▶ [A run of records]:
|---|

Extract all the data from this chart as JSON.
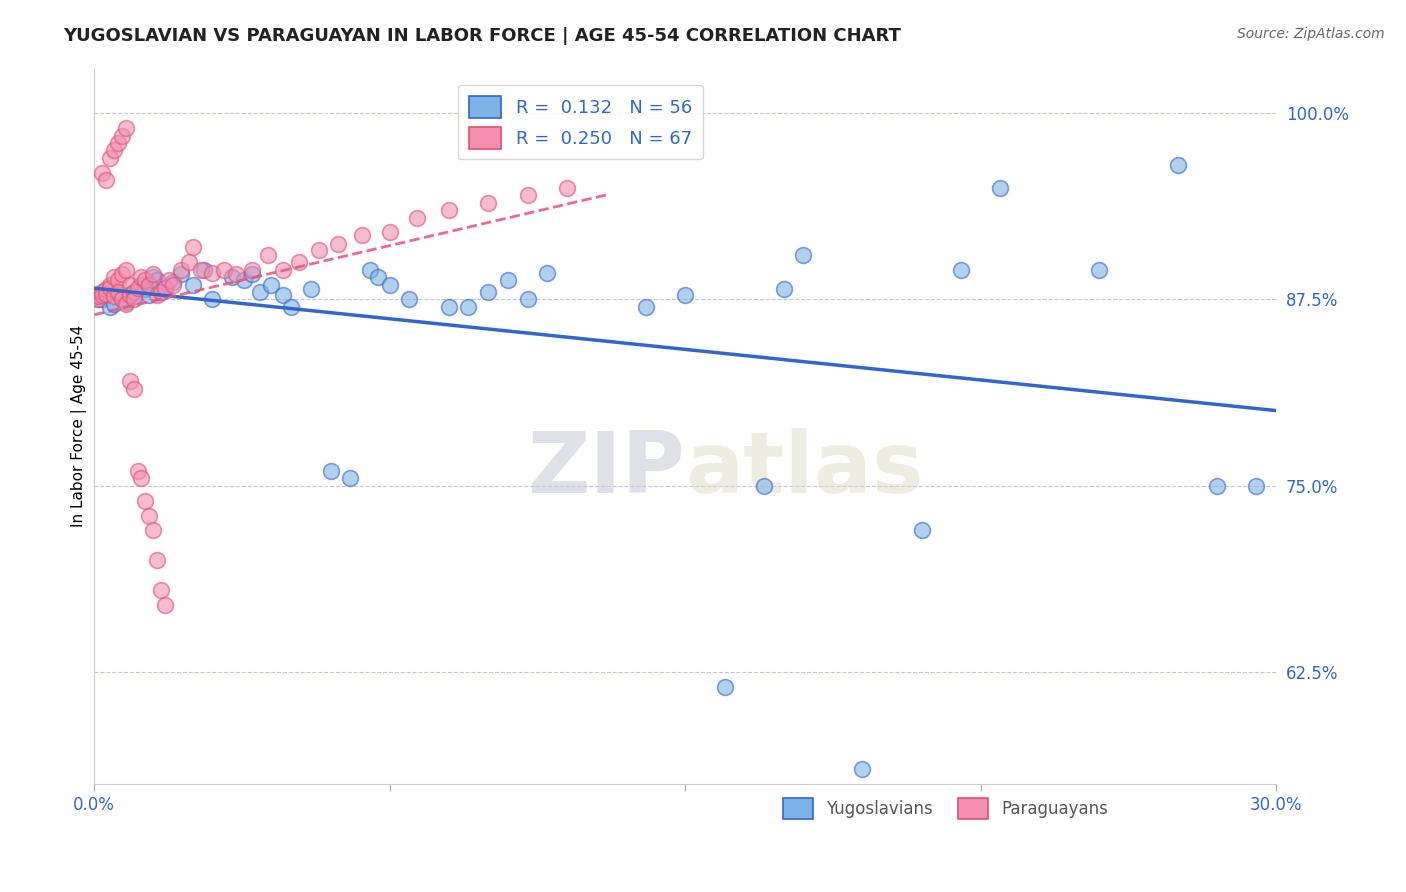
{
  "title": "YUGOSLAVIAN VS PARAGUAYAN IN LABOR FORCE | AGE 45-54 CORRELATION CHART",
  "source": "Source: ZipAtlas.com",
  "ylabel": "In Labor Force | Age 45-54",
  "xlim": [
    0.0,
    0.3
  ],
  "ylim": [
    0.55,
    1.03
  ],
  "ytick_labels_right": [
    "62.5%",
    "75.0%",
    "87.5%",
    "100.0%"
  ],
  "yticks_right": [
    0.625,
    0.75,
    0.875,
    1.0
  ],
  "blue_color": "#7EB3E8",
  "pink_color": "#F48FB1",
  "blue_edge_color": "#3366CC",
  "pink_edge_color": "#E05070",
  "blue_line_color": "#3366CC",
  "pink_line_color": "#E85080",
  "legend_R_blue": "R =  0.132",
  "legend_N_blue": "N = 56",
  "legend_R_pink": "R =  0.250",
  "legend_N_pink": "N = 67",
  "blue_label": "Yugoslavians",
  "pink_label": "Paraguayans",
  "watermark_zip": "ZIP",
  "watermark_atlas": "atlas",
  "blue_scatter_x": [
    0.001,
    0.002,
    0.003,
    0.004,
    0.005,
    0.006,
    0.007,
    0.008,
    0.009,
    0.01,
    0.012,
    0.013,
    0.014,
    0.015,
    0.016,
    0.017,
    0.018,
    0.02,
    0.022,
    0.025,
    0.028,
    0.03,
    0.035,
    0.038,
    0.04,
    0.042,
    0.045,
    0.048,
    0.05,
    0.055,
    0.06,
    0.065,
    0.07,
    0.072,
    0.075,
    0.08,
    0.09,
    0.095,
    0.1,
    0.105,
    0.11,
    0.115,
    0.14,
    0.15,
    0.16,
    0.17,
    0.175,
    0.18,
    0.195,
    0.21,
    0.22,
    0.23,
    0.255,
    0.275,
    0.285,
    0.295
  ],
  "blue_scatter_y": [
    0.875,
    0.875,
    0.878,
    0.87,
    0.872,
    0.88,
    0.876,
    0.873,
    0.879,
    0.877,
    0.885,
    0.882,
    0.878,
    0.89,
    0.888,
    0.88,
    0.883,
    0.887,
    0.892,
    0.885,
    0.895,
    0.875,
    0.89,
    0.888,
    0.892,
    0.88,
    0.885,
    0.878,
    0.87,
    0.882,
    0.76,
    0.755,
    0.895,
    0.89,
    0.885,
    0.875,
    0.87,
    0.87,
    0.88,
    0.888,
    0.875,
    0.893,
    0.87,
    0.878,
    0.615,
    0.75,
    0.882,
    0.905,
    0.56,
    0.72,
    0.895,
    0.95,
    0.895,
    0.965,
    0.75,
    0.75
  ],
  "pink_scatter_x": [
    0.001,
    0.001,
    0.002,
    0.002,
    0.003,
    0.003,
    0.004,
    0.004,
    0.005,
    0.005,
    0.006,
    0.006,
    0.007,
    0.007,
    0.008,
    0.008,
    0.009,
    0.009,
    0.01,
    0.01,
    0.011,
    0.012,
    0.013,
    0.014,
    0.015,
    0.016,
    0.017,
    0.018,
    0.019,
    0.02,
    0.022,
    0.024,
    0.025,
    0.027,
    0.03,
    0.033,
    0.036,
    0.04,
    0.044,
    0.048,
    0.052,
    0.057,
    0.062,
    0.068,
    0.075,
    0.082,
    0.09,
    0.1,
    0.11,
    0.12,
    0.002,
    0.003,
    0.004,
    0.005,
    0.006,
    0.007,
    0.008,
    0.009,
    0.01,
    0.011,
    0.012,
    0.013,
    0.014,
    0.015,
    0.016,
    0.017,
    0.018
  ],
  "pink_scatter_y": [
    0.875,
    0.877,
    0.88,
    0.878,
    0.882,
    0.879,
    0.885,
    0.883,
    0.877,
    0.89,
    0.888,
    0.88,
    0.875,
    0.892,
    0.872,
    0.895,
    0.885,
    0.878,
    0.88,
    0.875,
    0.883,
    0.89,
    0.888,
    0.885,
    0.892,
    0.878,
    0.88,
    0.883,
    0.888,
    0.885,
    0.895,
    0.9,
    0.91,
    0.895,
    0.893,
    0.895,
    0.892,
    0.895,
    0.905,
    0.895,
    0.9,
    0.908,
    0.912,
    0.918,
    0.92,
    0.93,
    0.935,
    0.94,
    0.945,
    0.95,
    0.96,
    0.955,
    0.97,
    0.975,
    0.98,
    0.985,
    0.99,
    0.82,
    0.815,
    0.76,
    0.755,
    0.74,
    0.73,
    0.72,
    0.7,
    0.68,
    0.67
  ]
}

|---|

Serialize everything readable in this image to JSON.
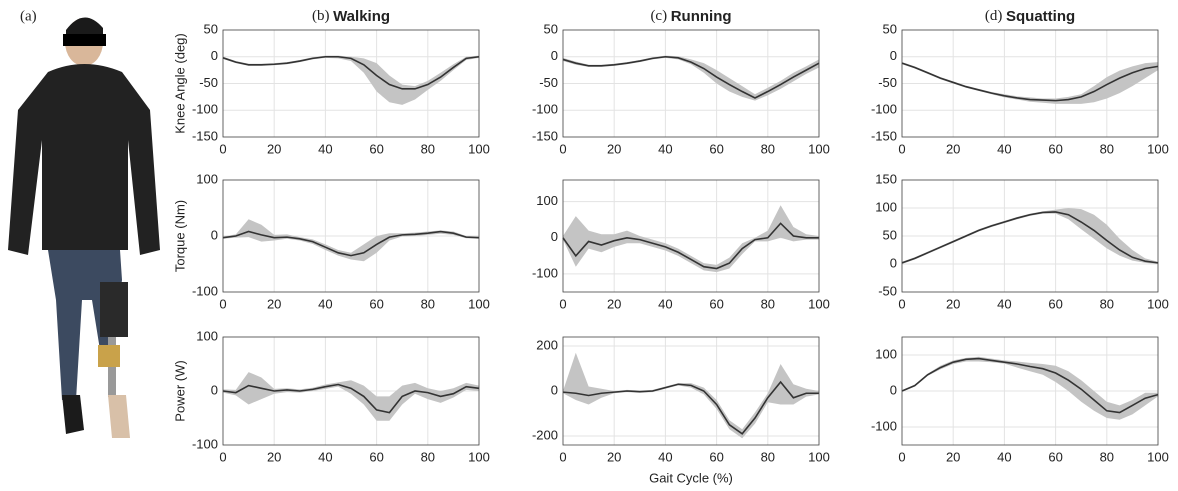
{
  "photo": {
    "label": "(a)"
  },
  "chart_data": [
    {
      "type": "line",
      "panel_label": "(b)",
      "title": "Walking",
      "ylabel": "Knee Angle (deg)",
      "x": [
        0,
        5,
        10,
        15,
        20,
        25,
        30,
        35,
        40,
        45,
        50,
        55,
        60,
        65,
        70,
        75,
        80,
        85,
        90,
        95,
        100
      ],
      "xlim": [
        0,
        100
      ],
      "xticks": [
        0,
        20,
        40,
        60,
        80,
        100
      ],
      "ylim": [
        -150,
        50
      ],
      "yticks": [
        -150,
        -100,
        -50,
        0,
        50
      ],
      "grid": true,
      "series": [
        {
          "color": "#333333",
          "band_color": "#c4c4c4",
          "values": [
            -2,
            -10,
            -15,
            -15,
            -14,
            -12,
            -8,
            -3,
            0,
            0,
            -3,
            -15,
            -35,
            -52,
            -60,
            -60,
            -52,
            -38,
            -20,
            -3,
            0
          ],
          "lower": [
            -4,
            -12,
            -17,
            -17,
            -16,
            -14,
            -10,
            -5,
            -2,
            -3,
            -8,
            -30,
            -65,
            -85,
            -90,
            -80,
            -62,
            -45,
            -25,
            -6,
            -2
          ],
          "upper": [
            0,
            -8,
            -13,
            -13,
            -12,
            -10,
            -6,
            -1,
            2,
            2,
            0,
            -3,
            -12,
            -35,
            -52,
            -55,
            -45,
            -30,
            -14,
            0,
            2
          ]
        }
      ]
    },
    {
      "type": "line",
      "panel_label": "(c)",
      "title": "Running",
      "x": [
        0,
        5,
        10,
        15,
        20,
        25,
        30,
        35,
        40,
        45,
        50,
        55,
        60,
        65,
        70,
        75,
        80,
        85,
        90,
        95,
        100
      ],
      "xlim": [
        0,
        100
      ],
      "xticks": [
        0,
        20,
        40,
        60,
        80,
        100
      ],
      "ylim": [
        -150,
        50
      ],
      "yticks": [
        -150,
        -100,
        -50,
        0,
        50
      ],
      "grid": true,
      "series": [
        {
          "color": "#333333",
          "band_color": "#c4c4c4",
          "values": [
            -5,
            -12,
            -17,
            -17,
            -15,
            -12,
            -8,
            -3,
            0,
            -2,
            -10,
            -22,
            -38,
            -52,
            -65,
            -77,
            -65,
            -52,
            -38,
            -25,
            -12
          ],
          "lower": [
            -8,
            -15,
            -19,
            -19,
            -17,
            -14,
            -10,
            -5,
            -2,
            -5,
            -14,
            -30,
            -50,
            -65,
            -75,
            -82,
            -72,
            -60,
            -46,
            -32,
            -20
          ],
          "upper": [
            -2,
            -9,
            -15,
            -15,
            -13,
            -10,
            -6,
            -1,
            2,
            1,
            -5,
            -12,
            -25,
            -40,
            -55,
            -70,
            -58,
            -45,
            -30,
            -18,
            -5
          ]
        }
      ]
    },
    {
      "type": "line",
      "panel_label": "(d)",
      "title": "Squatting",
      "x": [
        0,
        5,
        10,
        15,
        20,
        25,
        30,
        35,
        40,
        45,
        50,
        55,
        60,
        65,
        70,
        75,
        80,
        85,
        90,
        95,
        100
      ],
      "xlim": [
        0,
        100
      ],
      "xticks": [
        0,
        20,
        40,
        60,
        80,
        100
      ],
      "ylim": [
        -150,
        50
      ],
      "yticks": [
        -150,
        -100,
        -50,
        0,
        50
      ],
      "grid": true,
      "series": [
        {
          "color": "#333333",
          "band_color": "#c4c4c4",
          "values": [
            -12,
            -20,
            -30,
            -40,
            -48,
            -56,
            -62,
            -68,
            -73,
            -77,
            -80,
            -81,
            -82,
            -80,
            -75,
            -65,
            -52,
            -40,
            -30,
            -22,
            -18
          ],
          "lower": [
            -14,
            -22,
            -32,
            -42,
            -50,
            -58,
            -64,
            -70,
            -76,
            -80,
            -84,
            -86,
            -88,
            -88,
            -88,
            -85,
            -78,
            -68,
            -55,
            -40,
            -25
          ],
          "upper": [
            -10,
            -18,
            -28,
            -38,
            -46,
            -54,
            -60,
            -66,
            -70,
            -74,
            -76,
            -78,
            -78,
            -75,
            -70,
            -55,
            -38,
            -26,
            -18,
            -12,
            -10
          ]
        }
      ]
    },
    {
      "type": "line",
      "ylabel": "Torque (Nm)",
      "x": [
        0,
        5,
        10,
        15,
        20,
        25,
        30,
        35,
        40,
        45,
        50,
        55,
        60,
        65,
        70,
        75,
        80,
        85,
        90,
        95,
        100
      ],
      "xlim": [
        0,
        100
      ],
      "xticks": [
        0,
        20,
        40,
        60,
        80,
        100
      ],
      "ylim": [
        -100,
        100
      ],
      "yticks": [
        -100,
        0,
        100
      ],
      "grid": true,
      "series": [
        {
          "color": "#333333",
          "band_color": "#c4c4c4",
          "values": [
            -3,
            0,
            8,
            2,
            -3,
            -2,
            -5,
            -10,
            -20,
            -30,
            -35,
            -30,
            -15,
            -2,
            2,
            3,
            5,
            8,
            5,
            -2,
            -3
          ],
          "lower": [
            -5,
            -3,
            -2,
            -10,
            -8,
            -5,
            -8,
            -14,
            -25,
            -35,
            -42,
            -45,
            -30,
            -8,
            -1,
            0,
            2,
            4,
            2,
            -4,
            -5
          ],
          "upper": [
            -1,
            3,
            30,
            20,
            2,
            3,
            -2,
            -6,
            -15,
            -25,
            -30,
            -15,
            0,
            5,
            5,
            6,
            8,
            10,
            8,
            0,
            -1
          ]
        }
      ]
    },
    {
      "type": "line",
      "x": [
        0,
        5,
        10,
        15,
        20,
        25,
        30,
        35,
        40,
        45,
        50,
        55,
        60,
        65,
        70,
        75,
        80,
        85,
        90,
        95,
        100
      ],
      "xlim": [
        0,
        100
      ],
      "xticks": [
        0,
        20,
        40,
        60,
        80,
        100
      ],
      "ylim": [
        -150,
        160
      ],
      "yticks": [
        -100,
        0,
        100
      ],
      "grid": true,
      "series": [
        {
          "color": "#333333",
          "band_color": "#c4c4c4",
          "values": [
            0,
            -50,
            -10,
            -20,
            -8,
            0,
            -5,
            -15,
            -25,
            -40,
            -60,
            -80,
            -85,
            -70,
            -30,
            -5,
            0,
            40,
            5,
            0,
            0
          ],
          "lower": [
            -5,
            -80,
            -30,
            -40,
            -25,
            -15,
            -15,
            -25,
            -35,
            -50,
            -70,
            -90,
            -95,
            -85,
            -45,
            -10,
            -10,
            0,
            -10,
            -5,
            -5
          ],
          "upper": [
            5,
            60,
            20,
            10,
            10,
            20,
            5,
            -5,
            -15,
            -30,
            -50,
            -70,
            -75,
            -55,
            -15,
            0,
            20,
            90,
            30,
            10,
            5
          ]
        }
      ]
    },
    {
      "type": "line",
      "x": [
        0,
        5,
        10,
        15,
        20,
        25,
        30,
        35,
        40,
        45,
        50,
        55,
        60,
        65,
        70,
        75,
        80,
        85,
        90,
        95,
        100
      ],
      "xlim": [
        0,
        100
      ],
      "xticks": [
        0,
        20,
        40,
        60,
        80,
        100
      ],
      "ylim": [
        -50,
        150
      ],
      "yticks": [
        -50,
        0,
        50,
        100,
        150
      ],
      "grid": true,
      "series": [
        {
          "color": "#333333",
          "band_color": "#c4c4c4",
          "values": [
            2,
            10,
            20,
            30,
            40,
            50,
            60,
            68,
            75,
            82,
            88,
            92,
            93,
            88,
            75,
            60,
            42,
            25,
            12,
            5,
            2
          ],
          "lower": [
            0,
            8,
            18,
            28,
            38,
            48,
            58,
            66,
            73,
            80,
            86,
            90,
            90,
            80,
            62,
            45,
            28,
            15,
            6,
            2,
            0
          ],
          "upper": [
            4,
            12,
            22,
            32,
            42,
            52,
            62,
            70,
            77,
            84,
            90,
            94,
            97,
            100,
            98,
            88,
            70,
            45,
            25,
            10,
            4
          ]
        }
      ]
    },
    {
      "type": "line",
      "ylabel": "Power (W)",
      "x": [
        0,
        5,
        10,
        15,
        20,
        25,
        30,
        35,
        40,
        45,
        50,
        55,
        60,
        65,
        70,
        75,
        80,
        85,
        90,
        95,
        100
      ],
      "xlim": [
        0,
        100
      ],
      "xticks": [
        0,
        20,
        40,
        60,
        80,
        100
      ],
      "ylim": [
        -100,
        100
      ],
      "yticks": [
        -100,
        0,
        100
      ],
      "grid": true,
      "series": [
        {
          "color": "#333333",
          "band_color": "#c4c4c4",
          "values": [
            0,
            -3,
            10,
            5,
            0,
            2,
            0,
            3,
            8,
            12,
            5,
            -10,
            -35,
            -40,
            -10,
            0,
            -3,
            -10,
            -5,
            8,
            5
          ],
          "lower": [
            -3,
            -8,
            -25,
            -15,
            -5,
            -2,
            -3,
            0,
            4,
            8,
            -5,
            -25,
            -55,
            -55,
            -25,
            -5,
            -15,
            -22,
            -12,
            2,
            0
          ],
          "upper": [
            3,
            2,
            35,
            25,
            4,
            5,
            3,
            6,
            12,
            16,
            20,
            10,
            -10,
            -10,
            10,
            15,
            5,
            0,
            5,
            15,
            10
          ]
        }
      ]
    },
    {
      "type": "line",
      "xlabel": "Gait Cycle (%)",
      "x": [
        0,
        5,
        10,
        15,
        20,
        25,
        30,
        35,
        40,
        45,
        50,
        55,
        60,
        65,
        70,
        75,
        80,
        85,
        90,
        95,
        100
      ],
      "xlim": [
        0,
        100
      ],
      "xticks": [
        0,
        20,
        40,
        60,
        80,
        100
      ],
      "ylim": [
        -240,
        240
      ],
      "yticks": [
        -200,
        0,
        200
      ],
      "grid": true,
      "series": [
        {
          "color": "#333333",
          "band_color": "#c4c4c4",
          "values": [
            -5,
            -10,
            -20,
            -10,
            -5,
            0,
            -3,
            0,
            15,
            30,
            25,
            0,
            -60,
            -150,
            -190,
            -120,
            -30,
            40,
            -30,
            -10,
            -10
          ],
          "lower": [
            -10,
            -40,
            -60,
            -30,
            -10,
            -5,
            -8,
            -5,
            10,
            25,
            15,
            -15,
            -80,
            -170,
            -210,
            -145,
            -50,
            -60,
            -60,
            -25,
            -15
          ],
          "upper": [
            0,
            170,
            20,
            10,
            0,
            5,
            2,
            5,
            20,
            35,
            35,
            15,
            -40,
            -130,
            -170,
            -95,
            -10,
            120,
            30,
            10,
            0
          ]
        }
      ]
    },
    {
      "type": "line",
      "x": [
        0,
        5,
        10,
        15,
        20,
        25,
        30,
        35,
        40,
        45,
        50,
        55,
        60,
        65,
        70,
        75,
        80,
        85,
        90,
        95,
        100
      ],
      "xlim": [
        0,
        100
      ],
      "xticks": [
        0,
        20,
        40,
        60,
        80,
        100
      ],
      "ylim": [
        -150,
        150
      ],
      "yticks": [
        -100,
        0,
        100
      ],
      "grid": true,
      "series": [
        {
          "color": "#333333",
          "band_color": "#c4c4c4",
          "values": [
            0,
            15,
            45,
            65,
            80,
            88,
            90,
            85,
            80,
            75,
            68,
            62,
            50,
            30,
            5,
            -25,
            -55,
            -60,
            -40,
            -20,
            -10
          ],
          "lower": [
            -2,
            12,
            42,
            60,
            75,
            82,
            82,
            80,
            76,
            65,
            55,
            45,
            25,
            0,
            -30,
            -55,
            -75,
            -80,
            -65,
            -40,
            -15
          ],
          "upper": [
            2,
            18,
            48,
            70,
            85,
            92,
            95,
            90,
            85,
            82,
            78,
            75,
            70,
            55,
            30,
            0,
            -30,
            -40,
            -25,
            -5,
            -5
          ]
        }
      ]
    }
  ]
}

|---|

▶ [Stated problem]:
Collect the lines that hold "title".

▶ [Reply to the task]:
  "title": "YUGOSLAVIAN VS PARAGUAYAN IN LABOR FORCE | AGE 45-54 CORRELATION CHART",
      "title": "Walking",
      "title": "Running",
      "title": "Squatting",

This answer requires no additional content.